-- Start Data for this exercise --

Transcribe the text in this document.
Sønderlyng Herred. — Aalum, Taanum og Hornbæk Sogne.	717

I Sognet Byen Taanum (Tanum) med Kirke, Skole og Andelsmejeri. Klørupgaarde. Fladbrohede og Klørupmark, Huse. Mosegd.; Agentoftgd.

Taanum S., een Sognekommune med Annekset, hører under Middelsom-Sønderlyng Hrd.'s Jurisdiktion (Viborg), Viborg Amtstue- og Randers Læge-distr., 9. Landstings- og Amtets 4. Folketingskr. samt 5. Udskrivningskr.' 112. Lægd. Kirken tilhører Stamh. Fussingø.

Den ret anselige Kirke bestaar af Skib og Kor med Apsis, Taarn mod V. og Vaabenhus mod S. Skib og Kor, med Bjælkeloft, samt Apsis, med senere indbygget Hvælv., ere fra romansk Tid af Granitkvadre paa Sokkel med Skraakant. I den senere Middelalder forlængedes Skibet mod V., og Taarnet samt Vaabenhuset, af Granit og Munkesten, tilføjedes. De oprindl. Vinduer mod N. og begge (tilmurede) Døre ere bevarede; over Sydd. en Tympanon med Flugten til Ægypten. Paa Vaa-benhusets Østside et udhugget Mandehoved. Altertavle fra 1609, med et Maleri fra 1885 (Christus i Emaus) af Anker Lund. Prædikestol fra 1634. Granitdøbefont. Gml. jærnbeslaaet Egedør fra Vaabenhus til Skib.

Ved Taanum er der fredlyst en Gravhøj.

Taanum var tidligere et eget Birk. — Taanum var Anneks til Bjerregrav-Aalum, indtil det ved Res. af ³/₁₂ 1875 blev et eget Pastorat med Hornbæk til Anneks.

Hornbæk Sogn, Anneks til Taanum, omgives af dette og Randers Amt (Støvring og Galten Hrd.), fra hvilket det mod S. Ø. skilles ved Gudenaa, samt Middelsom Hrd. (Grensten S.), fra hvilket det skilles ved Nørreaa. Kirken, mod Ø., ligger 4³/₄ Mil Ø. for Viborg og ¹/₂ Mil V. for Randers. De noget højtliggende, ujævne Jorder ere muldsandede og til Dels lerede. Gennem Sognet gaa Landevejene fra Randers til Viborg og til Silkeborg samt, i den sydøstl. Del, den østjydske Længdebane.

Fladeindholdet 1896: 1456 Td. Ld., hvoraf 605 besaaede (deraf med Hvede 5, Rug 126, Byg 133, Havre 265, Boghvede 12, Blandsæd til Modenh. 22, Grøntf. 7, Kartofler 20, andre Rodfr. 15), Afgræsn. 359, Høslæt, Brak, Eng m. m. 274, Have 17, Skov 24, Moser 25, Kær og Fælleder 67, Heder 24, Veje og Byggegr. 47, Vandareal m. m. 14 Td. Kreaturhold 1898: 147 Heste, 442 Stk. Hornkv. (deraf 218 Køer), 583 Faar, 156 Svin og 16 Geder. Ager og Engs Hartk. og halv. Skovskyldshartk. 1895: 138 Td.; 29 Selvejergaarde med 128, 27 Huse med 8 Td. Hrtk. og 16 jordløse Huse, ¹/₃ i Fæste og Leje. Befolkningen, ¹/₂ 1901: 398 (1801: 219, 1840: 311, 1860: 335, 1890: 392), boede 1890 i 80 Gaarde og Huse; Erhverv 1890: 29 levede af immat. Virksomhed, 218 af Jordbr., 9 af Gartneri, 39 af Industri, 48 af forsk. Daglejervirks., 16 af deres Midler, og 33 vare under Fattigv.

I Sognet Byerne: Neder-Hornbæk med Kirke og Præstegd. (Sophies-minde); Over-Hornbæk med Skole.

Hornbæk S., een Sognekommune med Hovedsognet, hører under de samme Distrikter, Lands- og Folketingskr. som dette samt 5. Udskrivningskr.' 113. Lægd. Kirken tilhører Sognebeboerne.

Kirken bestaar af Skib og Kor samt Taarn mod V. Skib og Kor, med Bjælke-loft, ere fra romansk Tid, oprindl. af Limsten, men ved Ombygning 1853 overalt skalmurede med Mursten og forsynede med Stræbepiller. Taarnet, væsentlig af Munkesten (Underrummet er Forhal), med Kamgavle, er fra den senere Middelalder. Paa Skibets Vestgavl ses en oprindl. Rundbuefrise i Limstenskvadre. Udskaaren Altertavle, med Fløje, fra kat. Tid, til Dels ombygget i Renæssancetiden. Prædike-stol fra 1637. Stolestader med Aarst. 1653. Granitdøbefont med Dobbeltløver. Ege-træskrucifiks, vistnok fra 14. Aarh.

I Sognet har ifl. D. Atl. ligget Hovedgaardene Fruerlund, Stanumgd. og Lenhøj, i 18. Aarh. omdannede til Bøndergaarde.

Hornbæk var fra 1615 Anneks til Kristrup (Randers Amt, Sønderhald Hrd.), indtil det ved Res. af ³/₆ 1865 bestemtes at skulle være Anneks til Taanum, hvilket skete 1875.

-- End Data for this exercise --

### Brief
Check each line of the records for the word "Taanum", and show the lines that contain it.

### Answer to this exercise
Sønderlyng Herred. — Aalum, Taanum og Hornbæk Sogne.	717
I Sognet Byen Taanum (Tanum) med Kirke, Skole og Andelsmejeri. Klørupgaarde. Fladbrohede og Klørupmark, Huse. Mosegd.; Agentoftgd.
Taanum S., een Sognekommune med Annekset, hører under Middelsom-Sønderlyng Hrd.'s Jurisdiktion (Viborg), Viborg Amtstue- og Randers Læge-distr., 9. Landstings- og Amtets 4. Folketingskr. samt 5. Udskrivningskr.' 112. Lægd. Kirken tilhører Stamh. Fussingø.
Ved Taanum er der fredlyst en Gravhøj.
Taanum var tidligere et eget Birk. — Taanum var Anneks til Bjerregrav-Aalum, indtil det ved Res. af ³/₁₂ 1875 blev et eget Pastorat med Hornbæk til Anneks.
Hornbæk Sogn, Anneks til Taanum, omgives af dette og Randers Amt (Støvring og Galten Hrd.), fra hvilket det mod S. Ø. skilles ved Gudenaa, samt Middelsom Hrd. (Grensten S.), fra hvilket det skilles ved Nørreaa. Kirken, mod Ø., ligger 4³/₄ Mil Ø. for Viborg og ¹/₂ Mil V. for Randers. De noget højtliggende, ujævne Jorder ere muldsandede og til Dels lerede. Gennem Sognet gaa Landevejene fra Randers til Viborg og til Silkeborg samt, i den sydøstl. Del, den østjydske Længdebane.
Hornbæk var fra 1615 Anneks til Kristrup (Randers Amt, Sønderhald Hrd.), indtil det ved Res. af ³/₆ 1865 bestemtes at skulle være Anneks til Taanum, hvilket skete 1875.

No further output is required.